# REQUIRED TASK
Gather up every line that includes the string "median".

# AVAILABLE DATA
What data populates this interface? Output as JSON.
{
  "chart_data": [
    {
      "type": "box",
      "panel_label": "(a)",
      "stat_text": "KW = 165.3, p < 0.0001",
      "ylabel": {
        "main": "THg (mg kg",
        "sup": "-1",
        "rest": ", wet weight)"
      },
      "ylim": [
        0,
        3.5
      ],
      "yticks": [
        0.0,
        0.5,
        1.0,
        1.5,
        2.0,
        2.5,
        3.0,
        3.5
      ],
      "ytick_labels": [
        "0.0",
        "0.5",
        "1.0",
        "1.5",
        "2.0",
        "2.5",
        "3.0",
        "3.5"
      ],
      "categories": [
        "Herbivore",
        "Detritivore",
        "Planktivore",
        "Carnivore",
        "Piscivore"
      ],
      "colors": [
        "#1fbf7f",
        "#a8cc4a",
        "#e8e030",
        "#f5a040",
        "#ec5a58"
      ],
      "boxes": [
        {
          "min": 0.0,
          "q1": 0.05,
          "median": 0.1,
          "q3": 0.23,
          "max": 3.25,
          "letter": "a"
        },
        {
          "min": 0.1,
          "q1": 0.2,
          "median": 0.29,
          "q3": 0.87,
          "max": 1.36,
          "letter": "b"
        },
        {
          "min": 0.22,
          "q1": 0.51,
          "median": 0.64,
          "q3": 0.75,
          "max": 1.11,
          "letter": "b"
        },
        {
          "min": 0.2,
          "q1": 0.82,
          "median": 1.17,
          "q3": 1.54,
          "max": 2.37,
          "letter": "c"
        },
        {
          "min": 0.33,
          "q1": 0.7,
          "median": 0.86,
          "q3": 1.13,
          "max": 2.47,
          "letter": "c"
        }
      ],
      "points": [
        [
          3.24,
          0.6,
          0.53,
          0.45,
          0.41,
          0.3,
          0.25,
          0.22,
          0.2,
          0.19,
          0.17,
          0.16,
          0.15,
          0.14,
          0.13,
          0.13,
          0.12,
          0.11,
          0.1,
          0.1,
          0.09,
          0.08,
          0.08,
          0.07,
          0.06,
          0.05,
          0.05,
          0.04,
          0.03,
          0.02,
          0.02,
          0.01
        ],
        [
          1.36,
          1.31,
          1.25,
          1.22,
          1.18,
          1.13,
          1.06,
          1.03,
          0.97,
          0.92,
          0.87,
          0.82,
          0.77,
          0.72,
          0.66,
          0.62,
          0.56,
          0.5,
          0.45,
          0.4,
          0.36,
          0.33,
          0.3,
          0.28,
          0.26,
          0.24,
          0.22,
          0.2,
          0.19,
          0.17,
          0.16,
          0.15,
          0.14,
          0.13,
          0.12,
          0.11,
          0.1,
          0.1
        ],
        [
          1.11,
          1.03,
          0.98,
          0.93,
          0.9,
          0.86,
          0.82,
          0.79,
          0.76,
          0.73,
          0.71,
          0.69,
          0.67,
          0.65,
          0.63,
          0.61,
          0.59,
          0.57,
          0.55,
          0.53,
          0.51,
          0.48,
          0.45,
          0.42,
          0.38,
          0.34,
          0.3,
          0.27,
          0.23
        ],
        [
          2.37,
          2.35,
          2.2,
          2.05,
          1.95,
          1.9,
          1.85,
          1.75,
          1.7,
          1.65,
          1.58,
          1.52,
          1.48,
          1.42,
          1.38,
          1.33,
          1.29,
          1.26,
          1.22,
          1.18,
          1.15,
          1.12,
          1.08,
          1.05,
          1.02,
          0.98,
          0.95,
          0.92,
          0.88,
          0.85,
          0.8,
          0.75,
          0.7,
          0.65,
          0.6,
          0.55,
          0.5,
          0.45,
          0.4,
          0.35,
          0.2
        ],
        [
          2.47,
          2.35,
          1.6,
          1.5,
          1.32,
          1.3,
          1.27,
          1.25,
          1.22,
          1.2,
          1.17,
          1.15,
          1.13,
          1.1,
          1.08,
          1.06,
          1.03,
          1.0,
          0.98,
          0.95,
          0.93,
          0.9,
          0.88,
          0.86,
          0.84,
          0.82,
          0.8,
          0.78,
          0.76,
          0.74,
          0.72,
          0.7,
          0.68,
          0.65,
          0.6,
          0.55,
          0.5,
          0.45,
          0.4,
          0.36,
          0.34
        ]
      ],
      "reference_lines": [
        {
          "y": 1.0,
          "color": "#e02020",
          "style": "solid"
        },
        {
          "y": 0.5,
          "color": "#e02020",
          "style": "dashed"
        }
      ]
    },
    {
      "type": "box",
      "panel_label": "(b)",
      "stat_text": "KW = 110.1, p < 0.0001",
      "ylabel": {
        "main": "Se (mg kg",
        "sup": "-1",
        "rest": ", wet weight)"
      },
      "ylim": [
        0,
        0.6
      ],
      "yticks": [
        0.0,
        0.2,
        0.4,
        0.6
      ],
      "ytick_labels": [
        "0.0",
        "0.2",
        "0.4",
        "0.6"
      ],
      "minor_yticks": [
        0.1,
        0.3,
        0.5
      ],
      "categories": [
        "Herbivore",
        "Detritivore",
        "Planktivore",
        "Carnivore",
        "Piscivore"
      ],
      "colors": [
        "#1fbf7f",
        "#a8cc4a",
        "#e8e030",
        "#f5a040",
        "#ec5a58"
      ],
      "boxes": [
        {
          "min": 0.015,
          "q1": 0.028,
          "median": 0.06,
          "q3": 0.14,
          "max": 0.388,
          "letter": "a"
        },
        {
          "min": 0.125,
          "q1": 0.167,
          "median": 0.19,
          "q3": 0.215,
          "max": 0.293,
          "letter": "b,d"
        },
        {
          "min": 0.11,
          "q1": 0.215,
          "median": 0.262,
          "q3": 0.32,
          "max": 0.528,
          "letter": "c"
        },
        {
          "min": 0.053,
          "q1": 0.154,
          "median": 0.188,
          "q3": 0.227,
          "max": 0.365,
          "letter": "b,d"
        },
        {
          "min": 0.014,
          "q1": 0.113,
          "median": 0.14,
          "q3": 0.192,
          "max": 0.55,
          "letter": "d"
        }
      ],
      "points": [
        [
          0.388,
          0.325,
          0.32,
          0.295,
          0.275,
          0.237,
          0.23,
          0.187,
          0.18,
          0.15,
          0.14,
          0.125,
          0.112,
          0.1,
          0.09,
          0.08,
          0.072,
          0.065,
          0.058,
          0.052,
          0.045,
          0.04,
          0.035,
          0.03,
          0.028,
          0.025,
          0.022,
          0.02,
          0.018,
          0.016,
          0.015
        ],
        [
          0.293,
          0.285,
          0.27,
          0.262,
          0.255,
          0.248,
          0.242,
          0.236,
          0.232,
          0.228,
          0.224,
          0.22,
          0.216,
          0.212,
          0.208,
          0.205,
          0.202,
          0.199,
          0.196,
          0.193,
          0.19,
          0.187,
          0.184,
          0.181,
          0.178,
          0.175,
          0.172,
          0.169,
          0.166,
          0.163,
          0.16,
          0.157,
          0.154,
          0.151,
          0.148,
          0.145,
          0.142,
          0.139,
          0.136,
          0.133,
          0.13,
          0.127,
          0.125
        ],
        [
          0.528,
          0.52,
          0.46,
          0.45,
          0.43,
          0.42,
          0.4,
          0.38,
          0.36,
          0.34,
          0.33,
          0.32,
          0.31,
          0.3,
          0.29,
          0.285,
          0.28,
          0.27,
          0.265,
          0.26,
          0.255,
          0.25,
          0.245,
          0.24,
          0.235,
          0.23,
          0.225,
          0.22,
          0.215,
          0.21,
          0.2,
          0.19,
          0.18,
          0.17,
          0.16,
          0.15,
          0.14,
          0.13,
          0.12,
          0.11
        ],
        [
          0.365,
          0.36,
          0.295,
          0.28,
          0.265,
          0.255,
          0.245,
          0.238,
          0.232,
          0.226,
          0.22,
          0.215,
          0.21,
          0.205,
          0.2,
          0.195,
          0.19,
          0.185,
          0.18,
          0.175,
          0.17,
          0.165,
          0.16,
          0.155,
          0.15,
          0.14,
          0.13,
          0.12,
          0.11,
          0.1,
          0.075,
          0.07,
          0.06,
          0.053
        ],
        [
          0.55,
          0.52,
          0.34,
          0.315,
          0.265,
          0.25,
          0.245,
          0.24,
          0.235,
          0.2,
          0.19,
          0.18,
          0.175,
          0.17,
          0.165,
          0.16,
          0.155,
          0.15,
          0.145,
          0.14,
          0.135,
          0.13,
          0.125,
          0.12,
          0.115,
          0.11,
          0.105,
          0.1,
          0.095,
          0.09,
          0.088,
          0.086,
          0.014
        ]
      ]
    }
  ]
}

# FULL RESPONSE
          "median": 0.1,
          "median": 0.29,
          "median": 0.64,
          "median": 1.17,
          "median": 0.86,
          "median": 0.06,
          "median": 0.19,
          "median": 0.262,
          "median": 0.188,
          "median": 0.14,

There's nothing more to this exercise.